REQUIRED WORK >>
Copy out every line of the data exactly.
-- start DATA EXTRACT --
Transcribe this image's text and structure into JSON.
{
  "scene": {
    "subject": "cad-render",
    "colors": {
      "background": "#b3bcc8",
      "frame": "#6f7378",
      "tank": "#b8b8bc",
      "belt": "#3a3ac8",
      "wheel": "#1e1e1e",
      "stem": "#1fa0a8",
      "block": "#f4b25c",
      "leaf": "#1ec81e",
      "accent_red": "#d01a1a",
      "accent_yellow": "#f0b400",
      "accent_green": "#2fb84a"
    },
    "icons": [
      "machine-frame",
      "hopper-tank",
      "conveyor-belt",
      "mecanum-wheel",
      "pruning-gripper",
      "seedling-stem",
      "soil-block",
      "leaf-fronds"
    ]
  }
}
-- end DATA EXTRACT --
ANSWER TO THE EXERCISE >>
Transcribe this image's text and structure into JSON.
{
  "scene": {
    "subject": "cad-render",
    "colors": {
      "background": "#b3bcc8",
      "frame": "#6f7378",
      "tank": "#b8b8bc",
      "belt": "#3a3ac8",
      "wheel": "#1e1e1e",
      "stem": "#1fa0a8",
      "block": "#f4b25c",
      "leaf": "#1ec81e",
      "accent_red": "#d01a1a",
      "accent_yellow": "#f0b400",
      "accent_green": "#2fb84a"
    },
    "icons": [
      "machine-frame",
      "hopper-tank",
      "conveyor-belt",
      "mecanum-wheel",
      "pruning-gripper",
      "seedling-stem",
      "soil-block",
      "leaf-fronds"
    ]
  }
}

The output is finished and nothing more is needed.